[Start PROVIDED ENTRIES]
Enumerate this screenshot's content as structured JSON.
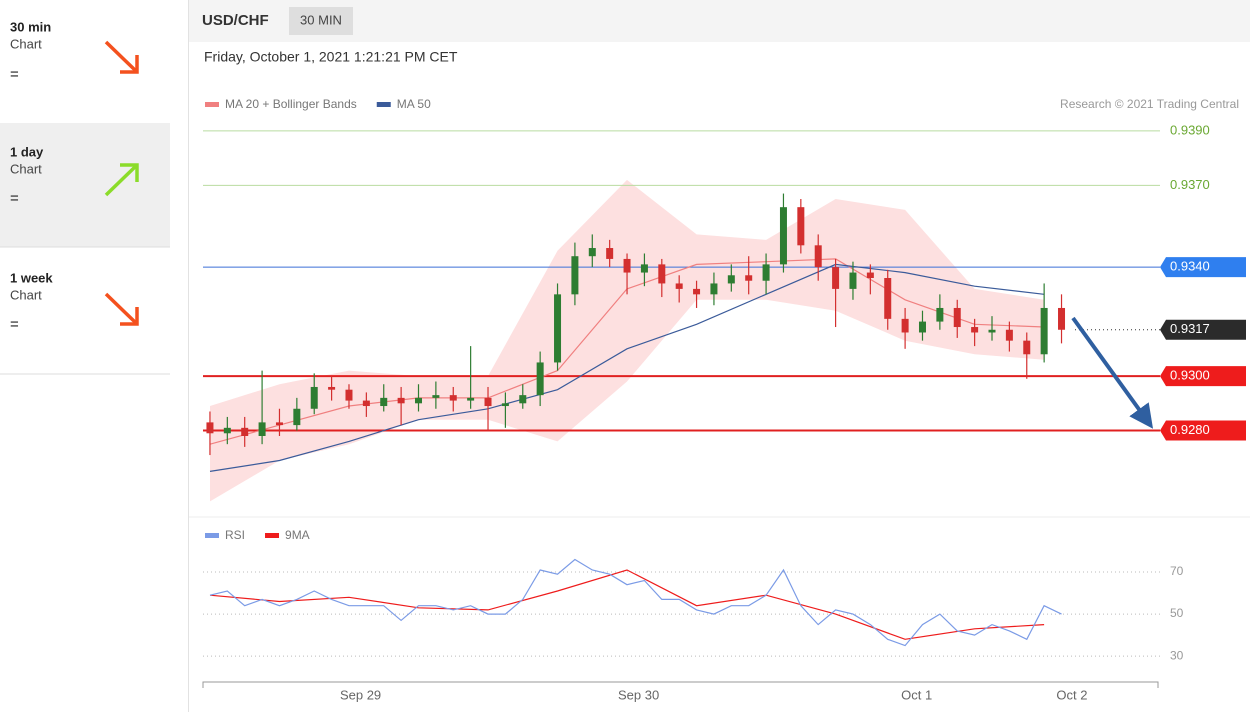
{
  "sidebar": [
    {
      "period": "30 min",
      "label": "Chart",
      "status": "="
    },
    {
      "period": "1 day",
      "label": "Chart",
      "status": "="
    },
    {
      "period": "1 week",
      "label": "Chart",
      "status": "="
    }
  ],
  "header": {
    "symbol": "USD/CHF",
    "interval": "30 MIN",
    "datetime": "Friday, October 1, 2021 1:21:21 PM CET"
  },
  "chart_data": [
    {
      "type": "candlestick",
      "credit": "Research © 2021 Trading Central",
      "up_color": "#2e7d32",
      "down_color": "#d32f2f",
      "xlim": [
        -13.6,
        69
      ],
      "ylim": [
        0.9249,
        0.9394
      ],
      "x": [
        -13,
        -11.5,
        -10,
        -8.5,
        -7,
        -5.5,
        -4,
        -2.5,
        -1,
        0.5,
        2,
        3.5,
        5,
        6.5,
        8,
        9.5,
        11,
        12.5,
        14,
        15.5,
        17,
        18.5,
        20,
        21.5,
        23,
        24.5,
        26,
        27.5,
        29,
        30.5,
        32,
        33.5,
        35,
        36.5,
        38,
        39.5,
        41,
        42.5,
        44,
        45.5,
        47,
        48.5,
        50,
        51.5,
        53,
        54.5,
        56,
        57.5,
        59,
        60.5
      ],
      "open": [
        0.9283,
        0.9279,
        0.9281,
        0.9278,
        0.9283,
        0.9282,
        0.9288,
        0.9296,
        0.9295,
        0.9291,
        0.9289,
        0.9292,
        0.929,
        0.9292,
        0.9293,
        0.9291,
        0.9292,
        0.9289,
        0.929,
        0.9293,
        0.9305,
        0.933,
        0.9344,
        0.9347,
        0.9343,
        0.9338,
        0.9341,
        0.9334,
        0.9332,
        0.933,
        0.9334,
        0.9337,
        0.9335,
        0.9341,
        0.9362,
        0.9348,
        0.934,
        0.9332,
        0.9338,
        0.9336,
        0.9321,
        0.9316,
        0.932,
        0.9325,
        0.9318,
        0.9316,
        0.9317,
        0.9313,
        0.9308,
        0.9325
      ],
      "high": [
        0.9287,
        0.9285,
        0.9285,
        0.9302,
        0.9288,
        0.9292,
        0.9301,
        0.93,
        0.9297,
        0.9294,
        0.9297,
        0.9296,
        0.9297,
        0.9298,
        0.9296,
        0.9311,
        0.9296,
        0.9294,
        0.9297,
        0.9309,
        0.9334,
        0.9349,
        0.9352,
        0.935,
        0.9345,
        0.9345,
        0.9343,
        0.9337,
        0.9335,
        0.9338,
        0.9341,
        0.9344,
        0.9345,
        0.9367,
        0.9365,
        0.9352,
        0.9343,
        0.9342,
        0.9341,
        0.9339,
        0.9325,
        0.9324,
        0.933,
        0.9328,
        0.9321,
        0.9322,
        0.932,
        0.9316,
        0.9334,
        0.933
      ],
      "low": [
        0.9271,
        0.9275,
        0.9274,
        0.9275,
        0.9278,
        0.928,
        0.9286,
        0.9291,
        0.9288,
        0.9285,
        0.9287,
        0.9282,
        0.9287,
        0.9288,
        0.9287,
        0.9288,
        0.928,
        0.9281,
        0.9288,
        0.9289,
        0.9302,
        0.9326,
        0.934,
        0.934,
        0.933,
        0.9333,
        0.9329,
        0.9327,
        0.9325,
        0.9326,
        0.9331,
        0.933,
        0.933,
        0.9338,
        0.9345,
        0.9335,
        0.9318,
        0.9328,
        0.933,
        0.9317,
        0.931,
        0.9313,
        0.9317,
        0.9314,
        0.9311,
        0.9313,
        0.9309,
        0.9299,
        0.9305,
        0.9312
      ],
      "close": [
        0.9279,
        0.9281,
        0.9278,
        0.9283,
        0.9282,
        0.9288,
        0.9296,
        0.9295,
        0.9291,
        0.9289,
        0.9292,
        0.929,
        0.9292,
        0.9293,
        0.9291,
        0.9292,
        0.9289,
        0.929,
        0.9293,
        0.9305,
        0.933,
        0.9344,
        0.9347,
        0.9343,
        0.9338,
        0.9341,
        0.9334,
        0.9332,
        0.933,
        0.9334,
        0.9337,
        0.9335,
        0.9341,
        0.9362,
        0.9348,
        0.934,
        0.9332,
        0.9338,
        0.9336,
        0.9321,
        0.9316,
        0.932,
        0.9325,
        0.9318,
        0.9316,
        0.9317,
        0.9313,
        0.9308,
        0.9325,
        0.9317
      ],
      "series": [
        {
          "name": "MA 20 + Bollinger Bands",
          "color": "#f08080",
          "band_color": "#fde0e0",
          "x": [
            -13,
            -7,
            -1,
            5,
            11,
            17,
            23,
            29,
            35,
            41,
            47,
            53,
            59
          ],
          "values": [
            0.9275,
            0.9282,
            0.9289,
            0.9292,
            0.9292,
            0.9302,
            0.9332,
            0.9341,
            0.9342,
            0.9343,
            0.9328,
            0.9319,
            0.9318
          ],
          "upper": [
            0.9289,
            0.9297,
            0.9302,
            0.93,
            0.93,
            0.9346,
            0.9372,
            0.9352,
            0.935,
            0.9365,
            0.9361,
            0.9332,
            0.9328
          ],
          "lower": [
            0.9254,
            0.9269,
            0.9275,
            0.9284,
            0.9284,
            0.9276,
            0.9298,
            0.9328,
            0.9328,
            0.9324,
            0.9313,
            0.9308,
            0.9306
          ]
        },
        {
          "name": "MA 50",
          "color": "#3b5b9a",
          "x": [
            -13,
            -7,
            -1,
            5,
            11,
            17,
            23,
            29,
            35,
            41,
            47,
            53,
            59
          ],
          "values": [
            0.9265,
            0.9269,
            0.9276,
            0.9284,
            0.9288,
            0.9295,
            0.931,
            0.9319,
            0.933,
            0.9341,
            0.9338,
            0.9333,
            0.933
          ]
        }
      ],
      "levels": [
        {
          "value": 0.939,
          "label": "0.9390",
          "color": "#6aa832",
          "line_color": "#b9dca0",
          "style": "text",
          "line": "solid"
        },
        {
          "value": 0.937,
          "label": "0.9370",
          "color": "#6aa832",
          "line_color": "#b9dca0",
          "style": "text",
          "line": "solid"
        },
        {
          "value": 0.934,
          "label": "0.9340",
          "color": "#2f7fef",
          "line_color": "#3b6fd8",
          "style": "box",
          "line": "solid"
        },
        {
          "value": 0.9317,
          "label": "0.9317",
          "color": "#2b2b2b",
          "line_color": "#333333",
          "style": "box",
          "line": "dotted"
        },
        {
          "value": 0.93,
          "label": "0.9300",
          "color": "#ee1c1c",
          "line_color": "#e02020",
          "style": "box",
          "line": "thick"
        },
        {
          "value": 0.928,
          "label": "0.9280",
          "color": "#ee1c1c",
          "line_color": "#e02020",
          "style": "box",
          "line": "thick"
        }
      ]
    },
    {
      "type": "line",
      "xlim": [
        -13.6,
        69
      ],
      "ylim": [
        21,
        80.5
      ],
      "yticks": [
        70,
        50,
        30
      ],
      "xticks": [
        {
          "value": 0,
          "label": "Sep 29"
        },
        {
          "value": 24,
          "label": "Sep 30"
        },
        {
          "value": 48,
          "label": "Oct 1"
        },
        {
          "value": 61.4,
          "label": "Oct 2"
        }
      ],
      "series": [
        {
          "name": "RSI",
          "color": "#7b9be6",
          "x": [
            -13,
            -11.5,
            -10,
            -8.5,
            -7,
            -5.5,
            -4,
            -2.5,
            -1,
            0.5,
            2,
            3.5,
            5,
            6.5,
            8,
            9.5,
            11,
            12.5,
            14,
            15.5,
            17,
            18.5,
            20,
            21.5,
            23,
            24.5,
            26,
            27.5,
            29,
            30.5,
            32,
            33.5,
            35,
            36.5,
            38,
            39.5,
            41,
            42.5,
            44,
            45.5,
            47,
            48.5,
            50,
            51.5,
            53,
            54.5,
            56,
            57.5,
            59,
            60.5
          ],
          "values": [
            59,
            61,
            54,
            57,
            54,
            57,
            61,
            57,
            54,
            54,
            54,
            47,
            54,
            54,
            52,
            54,
            50,
            50,
            57,
            71,
            69,
            76,
            71,
            69,
            64,
            66,
            57,
            57,
            52,
            50,
            54,
            54,
            59,
            71,
            54,
            45,
            52,
            50,
            45,
            38,
            35,
            45,
            50,
            42,
            40,
            45,
            42,
            38,
            54,
            50
          ]
        },
        {
          "name": "9MA",
          "color": "#ee1c1c",
          "x": [
            -13,
            -7,
            -1,
            5,
            11,
            17,
            23,
            29,
            35,
            41,
            47,
            53,
            59
          ],
          "values": [
            59,
            56,
            58,
            53,
            52,
            61,
            71,
            54,
            59,
            50,
            38,
            43,
            45
          ]
        }
      ]
    }
  ]
}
[End PROVIDED ENTRIES]
▸ **WHAT YOU SHOULD DO**:
Locate the word "period" in the data above. Copy every line carrying it.

▸ **CORRECT ANSWER**:
      "period": "30 min",
      "period": "1 day",
      "period": "1 week",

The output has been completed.